Direction:
Starting at the top of the material and going through the line that contains "y-axis-title: Transmission (%)", write out each line as one string in a JSON list, skipping blank lines.

──────────

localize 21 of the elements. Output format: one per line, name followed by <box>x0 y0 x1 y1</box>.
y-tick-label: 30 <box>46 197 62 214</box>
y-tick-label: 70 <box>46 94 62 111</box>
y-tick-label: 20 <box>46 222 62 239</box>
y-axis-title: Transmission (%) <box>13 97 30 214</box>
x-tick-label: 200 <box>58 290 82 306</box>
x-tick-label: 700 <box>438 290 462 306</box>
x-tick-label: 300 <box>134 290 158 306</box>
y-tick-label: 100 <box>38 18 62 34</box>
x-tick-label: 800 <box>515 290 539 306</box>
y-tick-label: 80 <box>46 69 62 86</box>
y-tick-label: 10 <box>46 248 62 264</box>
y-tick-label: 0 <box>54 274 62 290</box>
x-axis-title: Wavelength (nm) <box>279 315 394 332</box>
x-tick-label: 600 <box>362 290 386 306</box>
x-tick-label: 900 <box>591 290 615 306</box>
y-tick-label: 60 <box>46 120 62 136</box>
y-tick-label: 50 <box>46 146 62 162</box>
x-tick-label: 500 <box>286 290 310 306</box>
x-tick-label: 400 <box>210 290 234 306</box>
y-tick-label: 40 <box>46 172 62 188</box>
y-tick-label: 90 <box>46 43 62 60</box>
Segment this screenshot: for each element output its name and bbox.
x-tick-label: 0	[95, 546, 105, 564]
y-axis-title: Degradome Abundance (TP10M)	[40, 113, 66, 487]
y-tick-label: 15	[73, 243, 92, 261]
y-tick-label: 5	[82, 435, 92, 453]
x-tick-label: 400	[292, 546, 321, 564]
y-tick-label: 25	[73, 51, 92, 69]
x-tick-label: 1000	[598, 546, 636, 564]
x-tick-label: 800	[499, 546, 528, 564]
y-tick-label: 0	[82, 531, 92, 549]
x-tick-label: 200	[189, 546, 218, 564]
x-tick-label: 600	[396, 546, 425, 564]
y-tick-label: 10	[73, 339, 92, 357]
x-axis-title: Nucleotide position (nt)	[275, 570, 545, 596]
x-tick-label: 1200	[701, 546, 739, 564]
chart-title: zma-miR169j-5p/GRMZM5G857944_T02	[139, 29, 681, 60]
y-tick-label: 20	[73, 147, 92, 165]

──────────

Written answer:
[
  "localize 21 of the elements. Output format: one per line, name followed by <box>x0 y0 x1 y1</box>.",
  "y-tick-label: 30 <box>46 197 62 214</box>",
  "y-tick-label: 70 <box>46 94 62 111</box>",
  "y-tick-label: 20 <box>46 222 62 239</box>",
  "y-axis-title: Transmission (%) <box>13 97 30 214</box>"
]